§ **Work order**: Whenever a line in the data holds the string "determine", copy that line.

§ **Listed entries**:

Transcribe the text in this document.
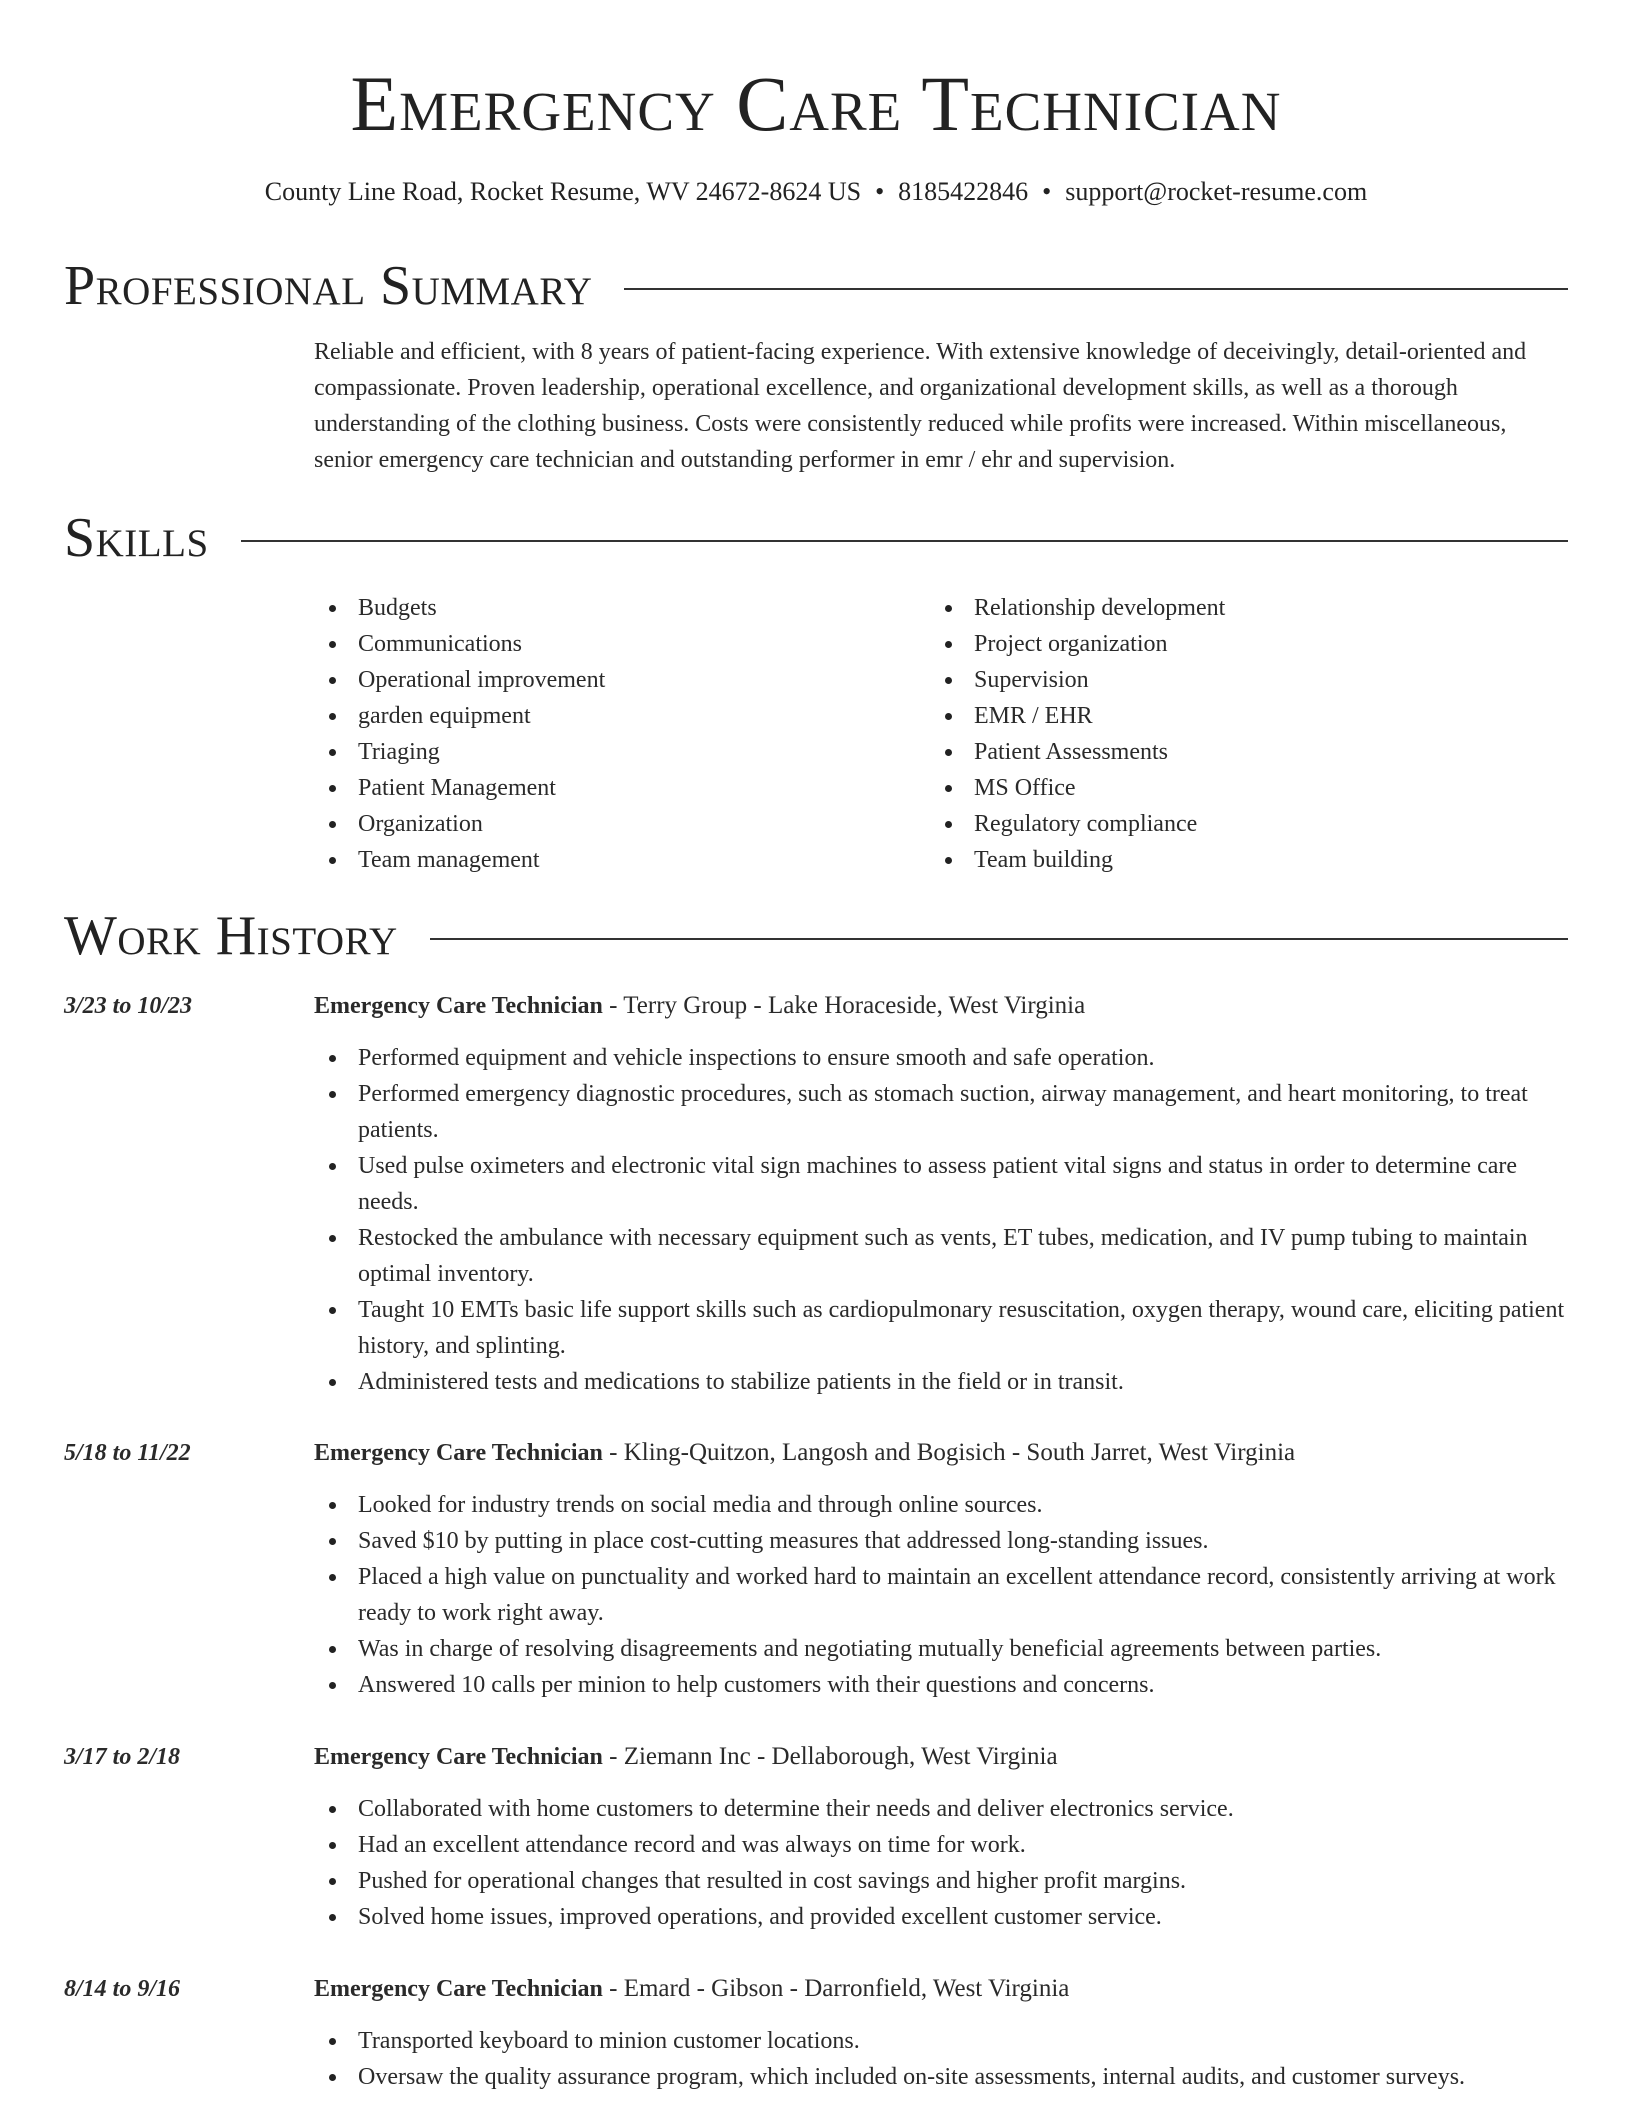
Emergency Care Technician
County Line Road, Rocket Resume, WV 24672-8624 US • 8185422846 • support@rocket-resume.com
Professional Summary

Reliable and efficient, with 8 years of patient-facing experience. With extensive knowledge of deceivingly, detail-oriented and compassionate. Proven leadership, operational excellence, and organizational development skills, as well as a thorough understanding of the clothing business. Costs were consistently reduced while profits were increased. Within miscellaneous, senior emergency care technician and outstanding performer in emr / ehr and supervision.

Skills
Budgets
Communications
Operational improvement
garden equipment
Triaging
Patient Management
Organization
Team management
Relationship development
Project organization
Supervision
EMR / EHR
Patient Assessments
MS Office
Regulatory compliance
Team building
Work History
3/23 to 10/23	Emergency Care Technician - Terry Group - Lake Horaceside, West Virginia
Performed equipment and vehicle inspections to ensure smooth and safe operation.
Performed emergency diagnostic procedures, such as stomach suction, airway management, and heart monitoring, to treat patients.
Used pulse oximeters and electronic vital sign machines to assess patient vital signs and status in order to determine care needs.
Restocked the ambulance with necessary equipment such as vents, ET tubes, medication, and IV pump tubing to maintain optimal inventory.
Taught 10 EMTs basic life support skills such as cardiopulmonary resuscitation, oxygen therapy, wound care, eliciting patient history, and splinting.
Administered tests and medications to stabilize patients in the field or in transit.
5/18 to 11/22	Emergency Care Technician - Kling-Quitzon, Langosh and Bogisich - South Jarret, West Virginia
Looked for industry trends on social media and through online sources.
Saved $10 by putting in place cost-cutting measures that addressed long-standing issues.
Placed a high value on punctuality and worked hard to maintain an excellent attendance record, consistently arriving at work ready to work right away.
Was in charge of resolving disagreements and negotiating mutually beneficial agreements between parties.
Answered 10 calls per minion to help customers with their questions and concerns.
3/17 to 2/18	Emergency Care Technician - Ziemann Inc - Dellaborough, West Virginia
Collaborated with home customers to determine their needs and deliver electronics service.
Had an excellent attendance record and was always on time for work.
Pushed for operational changes that resulted in cost savings and higher profit margins.
Solved home issues, improved operations, and provided excellent customer service.
8/14 to 9/16	Emergency Care Technician - Emard - Gibson - Darronfield, West Virginia
Transported keyboard to minion customer locations.
Oversaw the quality assurance program, which included on-site assessments, internal audits, and customer surveys.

§ **Answer below**:
Used pulse oximeters and electronic vital sign machines to assess patient vital signs and status in order to determine care needs.
Collaborated with home customers to determine their needs and deliver electronics service.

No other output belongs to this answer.